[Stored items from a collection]
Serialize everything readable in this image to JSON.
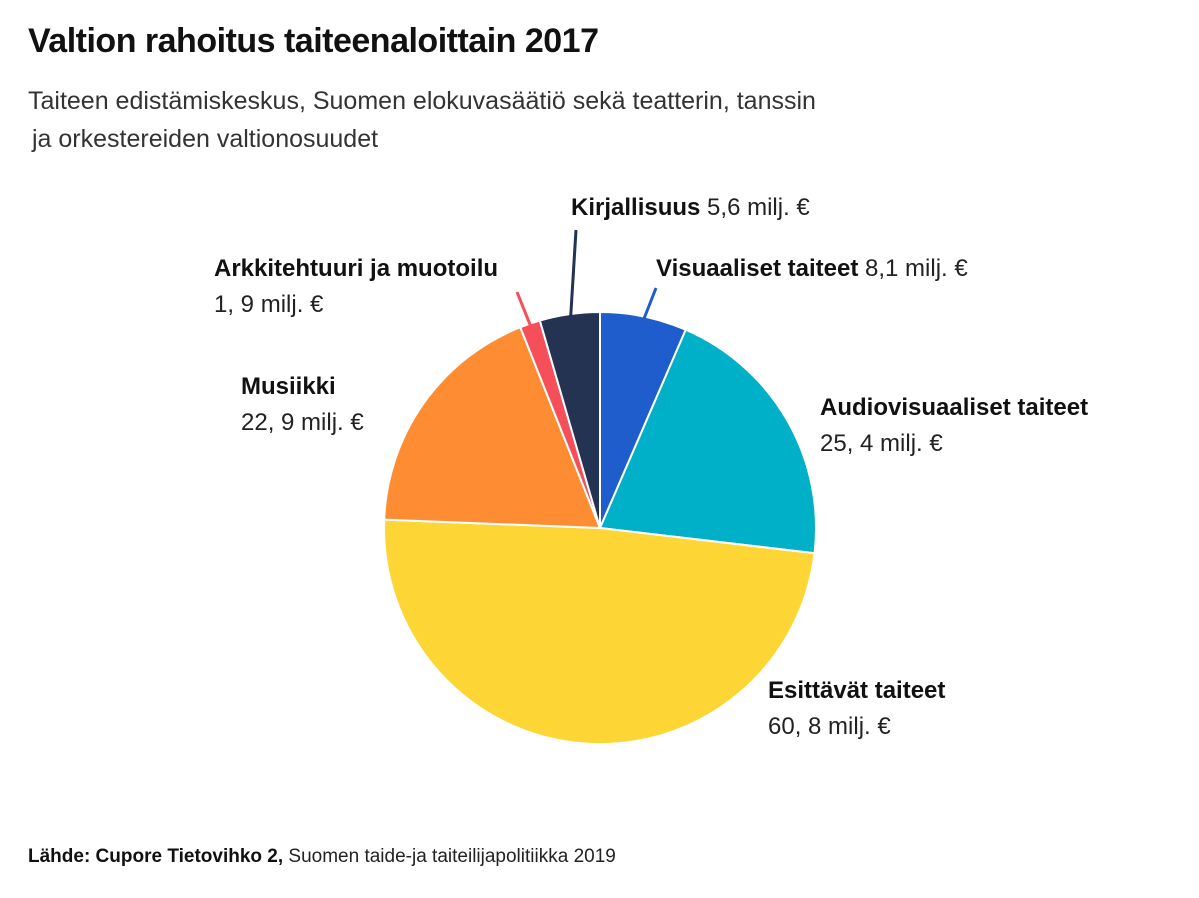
{
  "title": "Valtion rahoitus taiteenaloittain 2017",
  "subtitle_line1": "Taiteen edistämiskeskus, Suomen elokuvasäätiö sekä teatterin, tanssin",
  "subtitle_line2": "ja orkestereiden valtionosuudet",
  "source_bold": "Lähde: Cupore Tietovihko 2,",
  "source_text": " Suomen taide-ja taiteilijapolitiikka 2019",
  "chart_data": {
    "type": "pie",
    "start": "12 o'clock, clockwise",
    "slices": [
      {
        "name": "Visuaaliset taiteet",
        "value": 8.1,
        "value_label": "8,1 milj. €",
        "color": "#1f5ccc"
      },
      {
        "name": "Audiovisuaaliset taiteet",
        "value": 25.4,
        "value_label": "25, 4 milj. €",
        "color": "#00b0c8"
      },
      {
        "name": "Esittävät taiteet",
        "value": 60.8,
        "value_label": "60, 8 milj. €",
        "color": "#fdd535"
      },
      {
        "name": "Musiikki",
        "value": 22.9,
        "value_label": "22, 9 milj. €",
        "color": "#fd8c33"
      },
      {
        "name": "Arkkitehtuuri ja muotoilu",
        "value": 1.9,
        "value_label": "1, 9 milj. €",
        "color": "#f5505a"
      },
      {
        "name": "Kirjallisuus",
        "value": 5.6,
        "value_label": "5,6 milj. €",
        "color": "#243352"
      }
    ]
  }
}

• Requirement: Gather up the lines containing the word "color" from these records and copy them.

• Answer for this exercise:
        "color": "#1f5ccc"
        "color": "#00b0c8"
        "color": "#fdd535"
        "color": "#fd8c33"
        "color": "#f5505a"
        "color": "#243352"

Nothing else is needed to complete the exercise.